● **Your task**: Extract the full listing below without altering a single character.

● **Data provided**:
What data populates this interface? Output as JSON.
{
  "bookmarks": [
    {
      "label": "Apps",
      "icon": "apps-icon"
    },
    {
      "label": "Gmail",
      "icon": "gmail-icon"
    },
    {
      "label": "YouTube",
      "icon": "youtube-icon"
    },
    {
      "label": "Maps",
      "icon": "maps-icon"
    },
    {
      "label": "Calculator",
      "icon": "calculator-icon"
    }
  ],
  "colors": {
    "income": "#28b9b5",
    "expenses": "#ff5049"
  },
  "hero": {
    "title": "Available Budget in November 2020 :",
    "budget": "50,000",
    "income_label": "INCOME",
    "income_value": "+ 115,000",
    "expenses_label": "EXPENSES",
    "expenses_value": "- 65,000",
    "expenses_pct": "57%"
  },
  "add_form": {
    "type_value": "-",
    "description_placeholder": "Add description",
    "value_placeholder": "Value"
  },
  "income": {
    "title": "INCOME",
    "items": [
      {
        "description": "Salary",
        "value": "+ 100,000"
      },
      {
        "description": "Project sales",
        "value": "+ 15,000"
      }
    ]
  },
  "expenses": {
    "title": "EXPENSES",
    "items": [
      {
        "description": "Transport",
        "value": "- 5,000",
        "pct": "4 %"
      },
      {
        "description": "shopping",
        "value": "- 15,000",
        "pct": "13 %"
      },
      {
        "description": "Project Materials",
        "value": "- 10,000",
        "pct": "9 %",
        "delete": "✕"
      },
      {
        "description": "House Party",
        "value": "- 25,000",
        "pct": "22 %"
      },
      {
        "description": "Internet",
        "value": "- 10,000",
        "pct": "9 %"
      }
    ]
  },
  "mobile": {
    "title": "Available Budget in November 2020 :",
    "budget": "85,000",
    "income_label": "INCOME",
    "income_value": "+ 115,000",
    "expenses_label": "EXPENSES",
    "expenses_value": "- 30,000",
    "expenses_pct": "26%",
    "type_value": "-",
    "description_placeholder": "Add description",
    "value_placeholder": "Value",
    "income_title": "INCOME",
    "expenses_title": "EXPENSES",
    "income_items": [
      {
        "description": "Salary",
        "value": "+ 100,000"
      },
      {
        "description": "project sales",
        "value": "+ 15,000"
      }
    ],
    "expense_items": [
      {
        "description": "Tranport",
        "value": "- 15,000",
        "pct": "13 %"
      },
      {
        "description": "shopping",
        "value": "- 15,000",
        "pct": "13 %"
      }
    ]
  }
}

● **Worked solution**:
What data populates this interface? Output as JSON.
{
  "bookmarks": [
    {
      "label": "Apps",
      "icon": "apps-icon"
    },
    {
      "label": "Gmail",
      "icon": "gmail-icon"
    },
    {
      "label": "YouTube",
      "icon": "youtube-icon"
    },
    {
      "label": "Maps",
      "icon": "maps-icon"
    },
    {
      "label": "Calculator",
      "icon": "calculator-icon"
    }
  ],
  "colors": {
    "income": "#28b9b5",
    "expenses": "#ff5049"
  },
  "hero": {
    "title": "Available Budget in November 2020 :",
    "budget": "50,000",
    "income_label": "INCOME",
    "income_value": "+ 115,000",
    "expenses_label": "EXPENSES",
    "expenses_value": "- 65,000",
    "expenses_pct": "57%"
  },
  "add_form": {
    "type_value": "-",
    "description_placeholder": "Add description",
    "value_placeholder": "Value"
  },
  "income": {
    "title": "INCOME",
    "items": [
      {
        "description": "Salary",
        "value": "+ 100,000"
      },
      {
        "description": "Project sales",
        "value": "+ 15,000"
      }
    ]
  },
  "expenses": {
    "title": "EXPENSES",
    "items": [
      {
        "description": "Transport",
        "value": "- 5,000",
        "pct": "4 %"
      },
      {
        "description": "shopping",
        "value": "- 15,000",
        "pct": "13 %"
      },
      {
        "description": "Project Materials",
        "value": "- 10,000",
        "pct": "9 %",
        "delete": "✕"
      },
      {
        "description": "House Party",
        "value": "- 25,000",
        "pct": "22 %"
      },
      {
        "description": "Internet",
        "value": "- 10,000",
        "pct": "9 %"
      }
    ]
  },
  "mobile": {
    "title": "Available Budget in November 2020 :",
    "budget": "85,000",
    "income_label": "INCOME",
    "income_value": "+ 115,000",
    "expenses_label": "EXPENSES",
    "expenses_value": "- 30,000",
    "expenses_pct": "26%",
    "type_value": "-",
    "description_placeholder": "Add description",
    "value_placeholder": "Value",
    "income_title": "INCOME",
    "expenses_title": "EXPENSES",
    "income_items": [
      {
        "description": "Salary",
        "value": "+ 100,000"
      },
      {
        "description": "project sales",
        "value": "+ 15,000"
      }
    ],
    "expense_items": [
      {
        "description": "Tranport",
        "value": "- 15,000",
        "pct": "13 %"
      },
      {
        "description": "shopping",
        "value": "- 15,000",
        "pct": "13 %"
      }
    ]
  }
}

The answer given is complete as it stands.